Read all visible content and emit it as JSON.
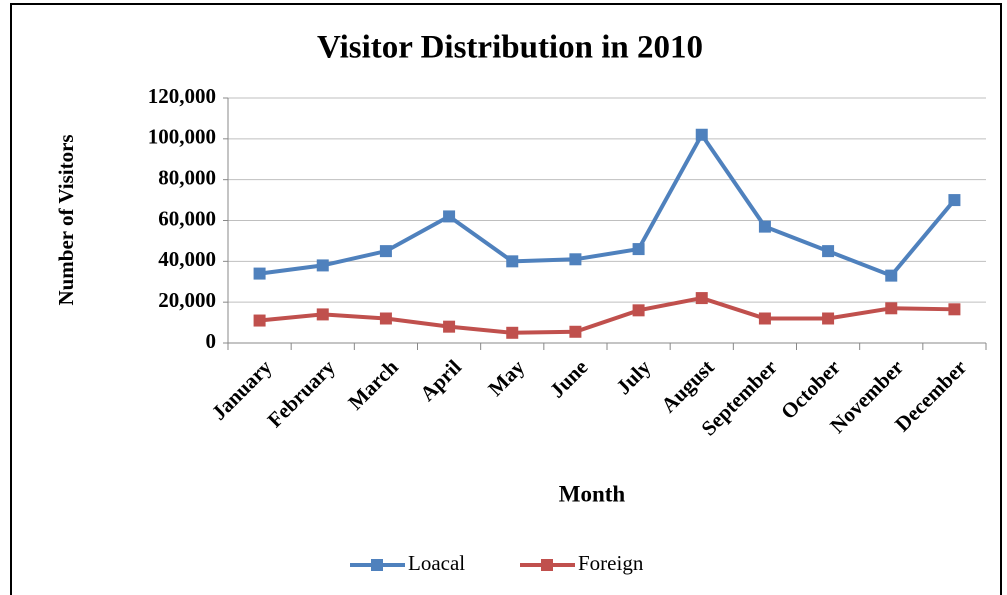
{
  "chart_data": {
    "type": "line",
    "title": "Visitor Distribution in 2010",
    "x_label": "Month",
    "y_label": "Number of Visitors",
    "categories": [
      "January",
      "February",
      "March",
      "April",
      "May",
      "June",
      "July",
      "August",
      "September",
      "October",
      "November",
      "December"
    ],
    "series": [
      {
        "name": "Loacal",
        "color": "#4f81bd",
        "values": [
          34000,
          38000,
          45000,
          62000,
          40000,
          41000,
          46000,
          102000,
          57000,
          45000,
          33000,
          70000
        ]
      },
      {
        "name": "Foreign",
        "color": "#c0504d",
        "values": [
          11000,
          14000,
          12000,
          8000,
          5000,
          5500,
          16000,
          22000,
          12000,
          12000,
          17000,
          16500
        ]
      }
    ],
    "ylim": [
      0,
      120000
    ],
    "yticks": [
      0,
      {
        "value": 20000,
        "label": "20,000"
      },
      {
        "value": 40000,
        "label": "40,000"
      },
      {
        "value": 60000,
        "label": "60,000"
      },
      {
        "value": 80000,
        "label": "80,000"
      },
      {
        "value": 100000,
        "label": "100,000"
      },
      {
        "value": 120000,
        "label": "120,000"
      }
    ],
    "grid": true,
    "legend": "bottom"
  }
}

* * *

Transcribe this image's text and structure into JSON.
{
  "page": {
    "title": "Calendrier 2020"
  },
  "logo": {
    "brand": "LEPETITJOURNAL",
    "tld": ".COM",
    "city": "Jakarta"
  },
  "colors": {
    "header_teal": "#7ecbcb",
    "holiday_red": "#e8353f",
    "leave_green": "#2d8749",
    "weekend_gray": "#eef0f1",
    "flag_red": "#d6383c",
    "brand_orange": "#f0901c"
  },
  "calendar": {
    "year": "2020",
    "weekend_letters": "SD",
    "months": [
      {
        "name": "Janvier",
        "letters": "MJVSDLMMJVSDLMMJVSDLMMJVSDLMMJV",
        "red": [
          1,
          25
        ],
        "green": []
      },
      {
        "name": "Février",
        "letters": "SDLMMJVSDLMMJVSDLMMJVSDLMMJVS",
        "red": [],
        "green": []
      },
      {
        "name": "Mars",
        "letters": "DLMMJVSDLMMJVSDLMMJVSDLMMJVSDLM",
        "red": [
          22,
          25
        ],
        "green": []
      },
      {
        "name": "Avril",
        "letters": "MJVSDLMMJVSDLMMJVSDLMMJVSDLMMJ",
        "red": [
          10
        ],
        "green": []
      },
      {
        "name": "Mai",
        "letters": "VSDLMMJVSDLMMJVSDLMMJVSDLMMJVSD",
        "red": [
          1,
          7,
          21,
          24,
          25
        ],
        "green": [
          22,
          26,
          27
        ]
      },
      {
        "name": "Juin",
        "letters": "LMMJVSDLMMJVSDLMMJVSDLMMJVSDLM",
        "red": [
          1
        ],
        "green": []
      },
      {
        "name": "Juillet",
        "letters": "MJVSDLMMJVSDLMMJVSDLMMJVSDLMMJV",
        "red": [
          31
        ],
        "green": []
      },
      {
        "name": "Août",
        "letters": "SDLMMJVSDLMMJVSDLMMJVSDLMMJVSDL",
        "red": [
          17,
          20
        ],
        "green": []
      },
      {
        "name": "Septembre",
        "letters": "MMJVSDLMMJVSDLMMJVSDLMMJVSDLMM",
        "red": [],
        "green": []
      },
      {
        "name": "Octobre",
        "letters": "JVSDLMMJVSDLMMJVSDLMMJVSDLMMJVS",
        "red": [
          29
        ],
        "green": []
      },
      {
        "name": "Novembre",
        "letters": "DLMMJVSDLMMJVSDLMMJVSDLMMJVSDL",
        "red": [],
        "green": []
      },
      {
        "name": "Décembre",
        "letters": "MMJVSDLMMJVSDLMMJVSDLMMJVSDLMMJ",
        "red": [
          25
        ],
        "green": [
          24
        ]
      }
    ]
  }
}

Task to carry out - Give the number of lines in the listing above that contain "JSON", and nothing else.

The output - 2